_AIM_:
Select and copy out every line in the records containing "Long".

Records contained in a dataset

****************************************

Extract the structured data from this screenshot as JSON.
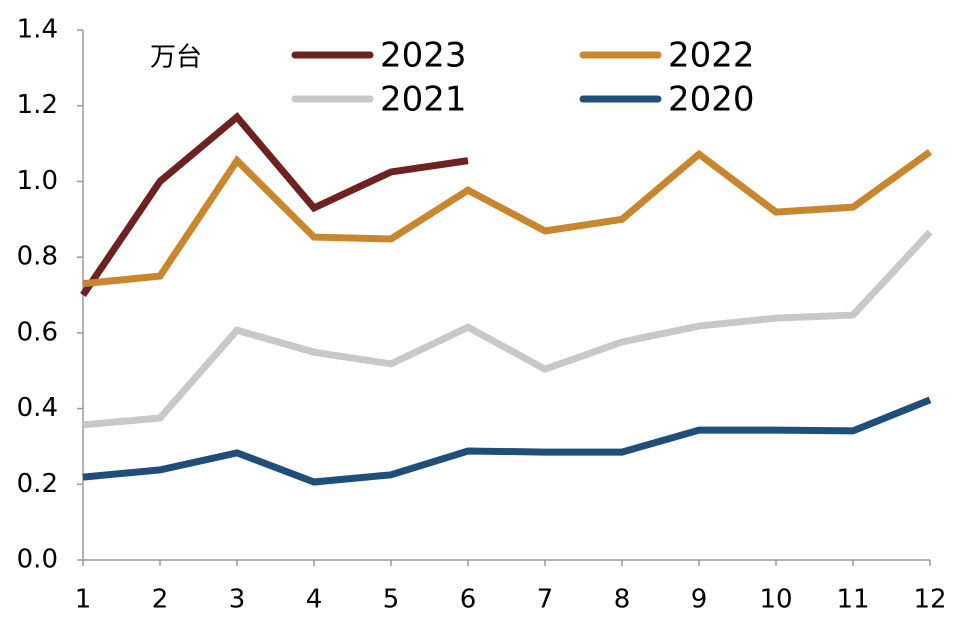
{
  "chart_data": {
    "type": "line",
    "ylabel": "万台",
    "categories": [
      "1",
      "2",
      "3",
      "4",
      "5",
      "6",
      "7",
      "8",
      "9",
      "10",
      "11",
      "12"
    ],
    "series": [
      {
        "name": "2023",
        "color": "#6b2220",
        "values": [
          0.7,
          1.0,
          1.17,
          0.93,
          1.025,
          1.055,
          null,
          null,
          null,
          null,
          null,
          null
        ]
      },
      {
        "name": "2022",
        "color": "#c8862f",
        "values": [
          0.73,
          0.75,
          1.055,
          0.853,
          0.848,
          0.977,
          0.869,
          0.9,
          1.072,
          0.919,
          0.932,
          1.078
        ]
      },
      {
        "name": "2021",
        "color": "#c8c8c8",
        "values": [
          0.357,
          0.375,
          0.607,
          0.549,
          0.518,
          0.615,
          0.504,
          0.576,
          0.618,
          0.639,
          0.647,
          0.866
        ]
      },
      {
        "name": "2020",
        "color": "#1f4e79",
        "values": [
          0.219,
          0.238,
          0.283,
          0.206,
          0.225,
          0.288,
          0.285,
          0.285,
          0.343,
          0.343,
          0.341,
          0.423
        ]
      }
    ],
    "ylim": [
      0,
      1.4
    ],
    "yticks": [
      {
        "value": 0,
        "label": "0.0"
      },
      0.2,
      0.4,
      0.6,
      0.8,
      {
        "value": 1,
        "label": "1.0"
      },
      1.2,
      1.4
    ],
    "grid": false
  }
}
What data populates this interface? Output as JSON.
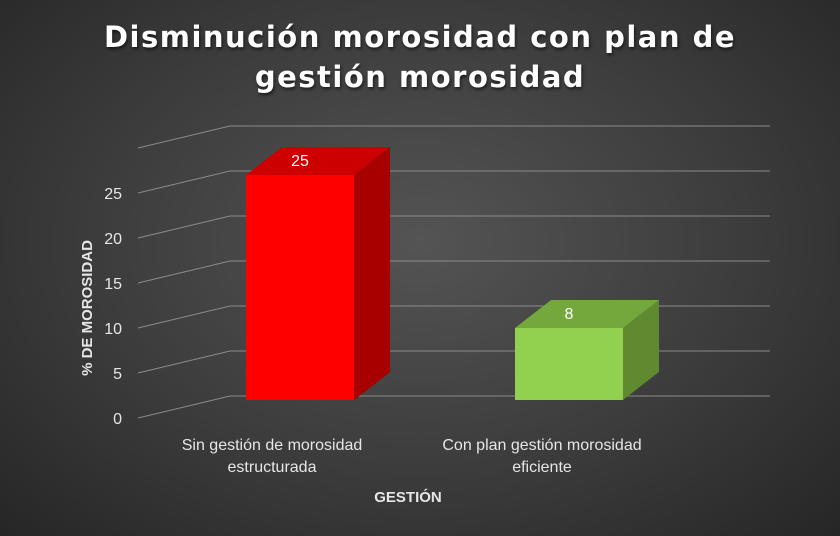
{
  "chart_data": {
    "type": "bar",
    "title_lines": [
      "Disminución morosidad con plan de",
      "gestión morosidad"
    ],
    "xlabel": "GESTIÓN",
    "ylabel": "% DE MOROSIDAD",
    "categories": [
      [
        "Sin gestión de morosidad",
        "estructurada"
      ],
      [
        "Con plan gestión morosidad",
        "eficiente"
      ]
    ],
    "values": [
      25,
      8
    ],
    "data_labels": [
      "25",
      "8"
    ],
    "yticks": [
      "0",
      "5",
      "10",
      "15",
      "20",
      "25"
    ],
    "ylim": [
      0,
      30
    ],
    "grid": true,
    "colors": {
      "bar1_front": "#ff0000",
      "bar1_side": "#a80000",
      "bar1_top": "#cc0000",
      "bar2_front": "#92d050",
      "bar2_side": "#5f8a30",
      "bar2_top": "#74a83c",
      "grid": "#8a8a8a",
      "text": "#ffffff",
      "axis_text": "#e6e6e6"
    }
  }
}
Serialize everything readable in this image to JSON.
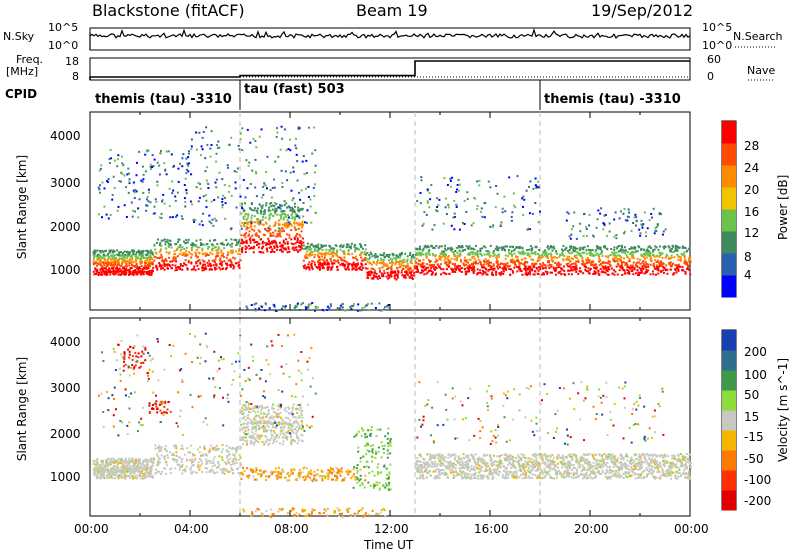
{
  "header": {
    "station": "Blackstone (fitACF)",
    "beam": "Beam 19",
    "date": "19/Sep/2012"
  },
  "noise_panel": {
    "left_label": "N.Sky",
    "right_label": "N.Search",
    "left_ticks": [
      "10^5",
      "10^0"
    ],
    "right_ticks": [
      "10^5",
      "10^0"
    ]
  },
  "freq_panel": {
    "left_label_1": "Freq.",
    "left_label_2": "[MHz]",
    "right_label": "Nave",
    "left_ticks": [
      "18",
      "8"
    ],
    "right_ticks": [
      "60",
      "0"
    ],
    "freq_steps": [
      {
        "t0": 0,
        "t1": 6,
        "level": 0.15
      },
      {
        "t0": 6,
        "t1": 13,
        "level": 0.22
      },
      {
        "t0": 13,
        "t1": 24,
        "level": 0.95
      }
    ]
  },
  "cpid": {
    "label": "CPID",
    "modes": [
      {
        "text": "themis (tau) -3310",
        "start_hour": 0
      },
      {
        "text": "tau (fast) 503",
        "start_hour": 6
      },
      {
        "text": "themis (tau) -3310",
        "start_hour": 18
      }
    ]
  },
  "chart_data": [
    {
      "type": "heatmap",
      "title": "",
      "ylabel": "Slant Range [km]",
      "ylim": [
        200,
        4600
      ],
      "yticks": [
        "1000",
        "2000",
        "3000",
        "4000"
      ],
      "colorbar": {
        "label": "Power [dB]",
        "ticks": [
          "4",
          "8",
          "12",
          "16",
          "20",
          "24",
          "28"
        ],
        "colors": [
          "#0000ff",
          "#2b5fb0",
          "#3d8a5c",
          "#6cc24a",
          "#f2c400",
          "#ff8c00",
          "#ff4a00",
          "#ff0000"
        ]
      }
    },
    {
      "type": "heatmap",
      "title": "",
      "xlabel": "Time UT",
      "ylabel": "Slant Range [km]",
      "ylim": [
        200,
        4600
      ],
      "xlim": [
        0,
        24
      ],
      "yticks": [
        "1000",
        "2000",
        "3000",
        "4000"
      ],
      "xticks": [
        "00:00",
        "04:00",
        "08:00",
        "12:00",
        "16:00",
        "20:00",
        "00:00"
      ],
      "colorbar": {
        "label": "Velocity [m s^-1]",
        "ticks": [
          "200",
          "100",
          "50",
          "15",
          "-15",
          "-50",
          "-100",
          "-200"
        ],
        "colors": [
          "#1a3fb0",
          "#2e6f8e",
          "#3e9a4a",
          "#8edb3c",
          "#c8c8c0",
          "#f4b400",
          "#ff7a00",
          "#ff3000",
          "#e00000"
        ]
      }
    }
  ]
}
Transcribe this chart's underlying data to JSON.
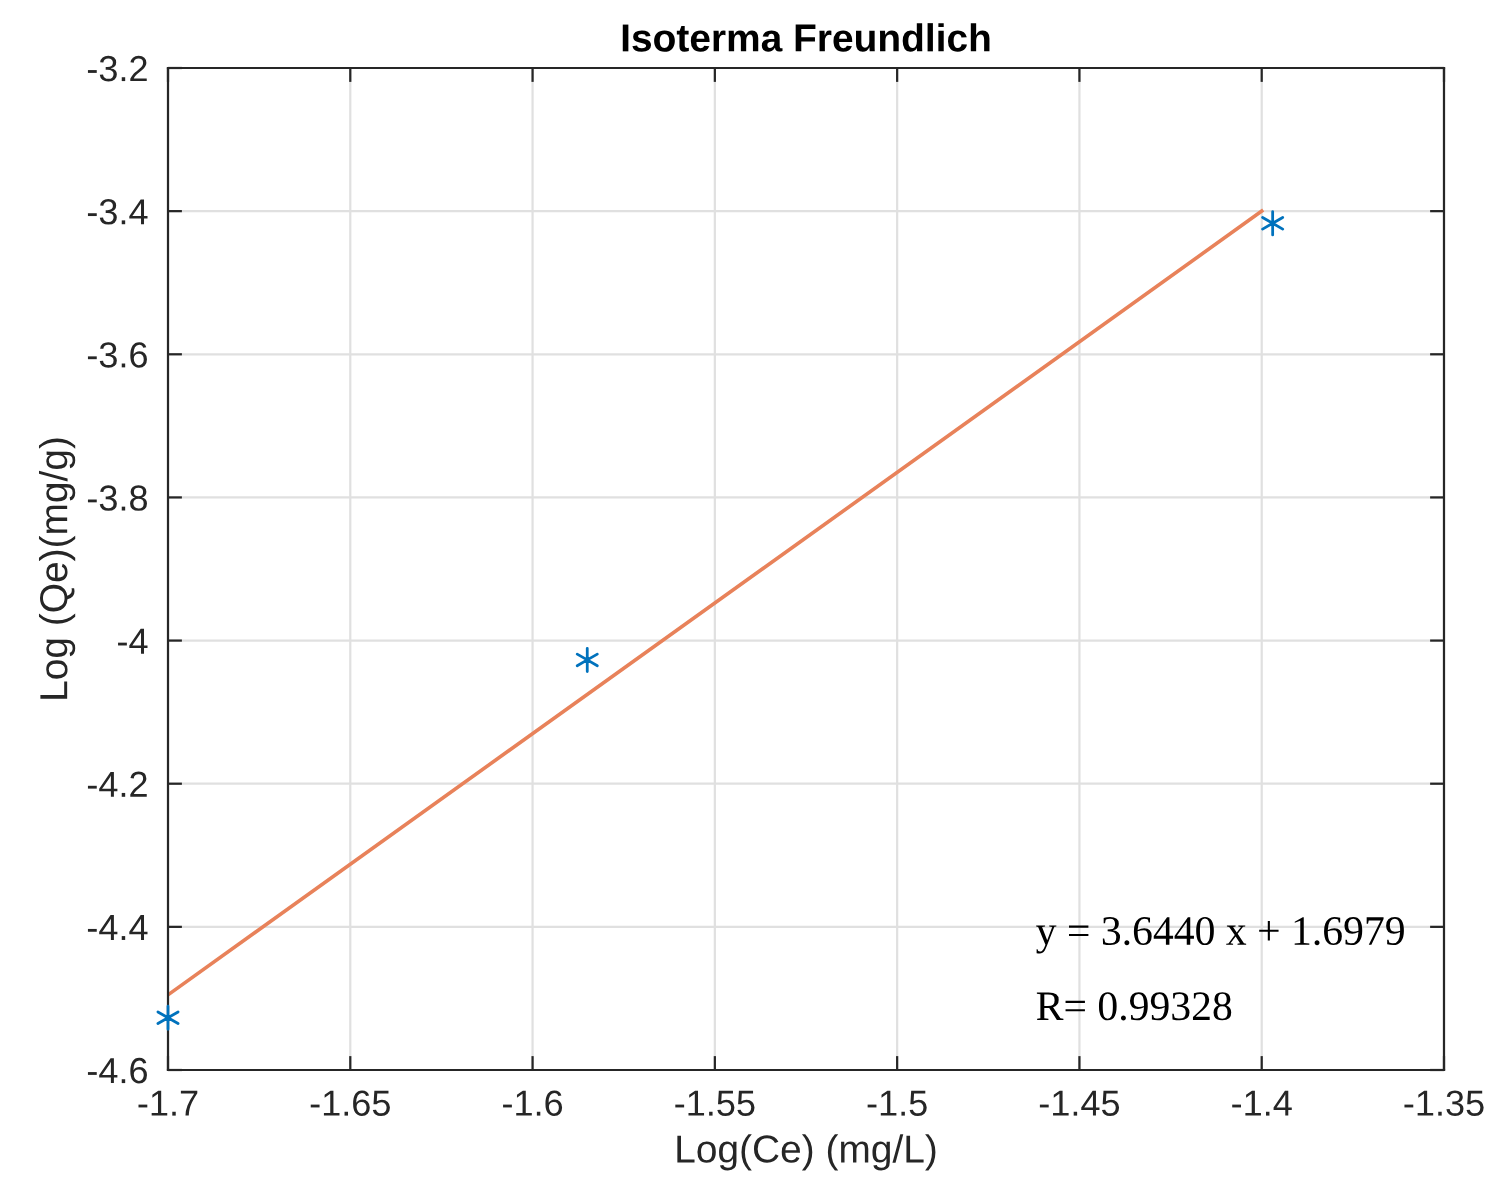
{
  "chart_data": {
    "type": "scatter",
    "title": "Isoterma Freundlich",
    "xlabel": "Log(Ce) (mg/L)",
    "ylabel": "Log (Qe)(mg/g)",
    "series": [
      {
        "color": "#0072bd",
        "marker": "cross",
        "x": [
          -1.7,
          -1.585,
          -1.397
        ],
        "values": [
          -4.527,
          -4.027,
          -3.417
        ]
      },
      {
        "type": "line",
        "color": "#e8825a",
        "marker": "none",
        "line_style": "solid",
        "x": [
          -1.7,
          -1.4
        ],
        "values": [
          -4.495,
          -3.4
        ]
      }
    ],
    "xlim": [
      -1.7,
      -1.35
    ],
    "xticks": [
      -1.7,
      -1.65,
      -1.6,
      -1.55,
      -1.5,
      -1.45,
      -1.4,
      -1.35
    ],
    "ylim": [
      -4.6,
      -3.2
    ],
    "yticks": [
      -4.6,
      -4.4,
      -4.2,
      -4,
      -3.8,
      -3.6,
      -3.4,
      -3.2
    ],
    "grid": true,
    "annotations": [
      "y = 3.6440 x + 1.6979",
      "R= 0.99328"
    ]
  }
}
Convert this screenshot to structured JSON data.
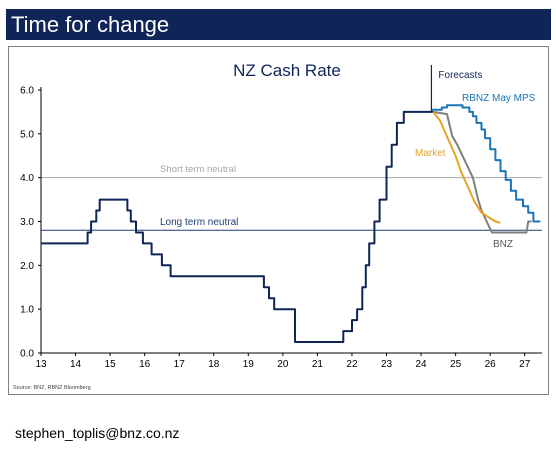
{
  "slide": {
    "title": "Time for change",
    "footer_email": "stephen_toplis@bnz.co.nz"
  },
  "chart_data": {
    "type": "line",
    "title": "NZ Cash Rate",
    "source": "Source: BNZ, RBNZ Bloomberg",
    "xlim": [
      13,
      27.5
    ],
    "ylim": [
      0,
      6
    ],
    "x_ticks": [
      13,
      14,
      15,
      16,
      17,
      18,
      19,
      20,
      21,
      22,
      23,
      24,
      25,
      26,
      27
    ],
    "y_ticks": [
      "0.0",
      "1.0",
      "2.0",
      "3.0",
      "4.0",
      "5.0",
      "6.0"
    ],
    "grid": false,
    "legend": "none",
    "annotations": {
      "forecasts": "Forecasts",
      "forecasts_x": 24.3,
      "rbnz": "RBNZ May MPS",
      "market": "Market",
      "bnz": "BNZ",
      "short_term": "Short term neutral",
      "long_term": "Long term neutral"
    },
    "reference_lines": [
      {
        "label": "Short term neutral",
        "y": 4.0,
        "color": "#a6a6a6"
      },
      {
        "label": "Long term neutral",
        "y": 2.8,
        "color": "#1f3f73"
      }
    ],
    "series": [
      {
        "name": "",
        "color": "#0f2557",
        "step": true,
        "points": [
          [
            13.0,
            2.5
          ],
          [
            14.35,
            2.75
          ],
          [
            14.45,
            3.0
          ],
          [
            14.6,
            3.25
          ],
          [
            14.7,
            3.5
          ],
          [
            15.5,
            3.25
          ],
          [
            15.6,
            3.0
          ],
          [
            15.75,
            2.75
          ],
          [
            15.95,
            2.5
          ],
          [
            16.2,
            2.25
          ],
          [
            16.5,
            2.0
          ],
          [
            16.75,
            1.75
          ],
          [
            19.45,
            1.5
          ],
          [
            19.6,
            1.25
          ],
          [
            19.75,
            1.0
          ],
          [
            20.35,
            0.25
          ],
          [
            21.75,
            0.5
          ],
          [
            22.0,
            0.75
          ],
          [
            22.15,
            1.0
          ],
          [
            22.3,
            1.5
          ],
          [
            22.4,
            2.0
          ],
          [
            22.5,
            2.5
          ],
          [
            22.65,
            3.0
          ],
          [
            22.8,
            3.5
          ],
          [
            23.0,
            4.25
          ],
          [
            23.15,
            4.75
          ],
          [
            23.3,
            5.25
          ],
          [
            23.5,
            5.5
          ],
          [
            24.35,
            5.5
          ]
        ]
      },
      {
        "name": "RBNZ May MPS",
        "color": "#1a75b5",
        "step": true,
        "points": [
          [
            24.3,
            5.55
          ],
          [
            24.6,
            5.6
          ],
          [
            24.75,
            5.65
          ],
          [
            25.2,
            5.6
          ],
          [
            25.4,
            5.5
          ],
          [
            25.5,
            5.4
          ],
          [
            25.6,
            5.25
          ],
          [
            25.75,
            5.1
          ],
          [
            25.85,
            4.9
          ],
          [
            26.0,
            4.65
          ],
          [
            26.15,
            4.4
          ],
          [
            26.3,
            4.15
          ],
          [
            26.45,
            3.95
          ],
          [
            26.6,
            3.7
          ],
          [
            26.75,
            3.5
          ],
          [
            26.95,
            3.35
          ],
          [
            27.1,
            3.2
          ],
          [
            27.25,
            3.0
          ],
          [
            27.45,
            3.0
          ]
        ]
      },
      {
        "name": "BNZ",
        "color": "#7f7f7f",
        "step": false,
        "points": [
          [
            24.35,
            5.5
          ],
          [
            24.75,
            5.45
          ],
          [
            24.9,
            4.95
          ],
          [
            25.05,
            4.75
          ],
          [
            25.2,
            4.5
          ],
          [
            25.35,
            4.25
          ],
          [
            25.5,
            4.0
          ],
          [
            25.65,
            3.5
          ],
          [
            25.75,
            3.25
          ],
          [
            25.9,
            3.0
          ],
          [
            26.05,
            2.75
          ],
          [
            27.05,
            2.75
          ],
          [
            27.1,
            3.0
          ],
          [
            27.2,
            3.0
          ]
        ]
      },
      {
        "name": "Market",
        "color": "#e8a325",
        "step": false,
        "points": [
          [
            24.35,
            5.5
          ],
          [
            24.55,
            5.3
          ],
          [
            24.8,
            4.85
          ],
          [
            25.0,
            4.5
          ],
          [
            25.15,
            4.15
          ],
          [
            25.35,
            3.8
          ],
          [
            25.55,
            3.45
          ],
          [
            25.75,
            3.2
          ],
          [
            25.95,
            3.1
          ],
          [
            26.15,
            3.0
          ],
          [
            26.3,
            2.97
          ]
        ]
      }
    ]
  }
}
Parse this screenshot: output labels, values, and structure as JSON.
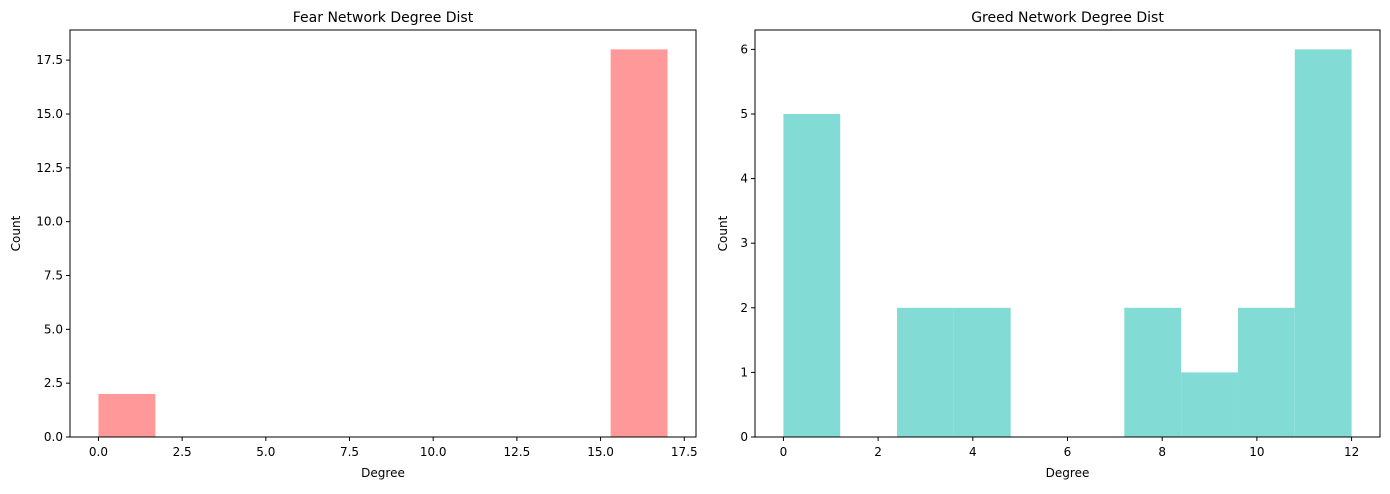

****************************************

_REPLY TO THE TASK_:
      "long_term": "Long term neutral"
        "label": "Long term neutral",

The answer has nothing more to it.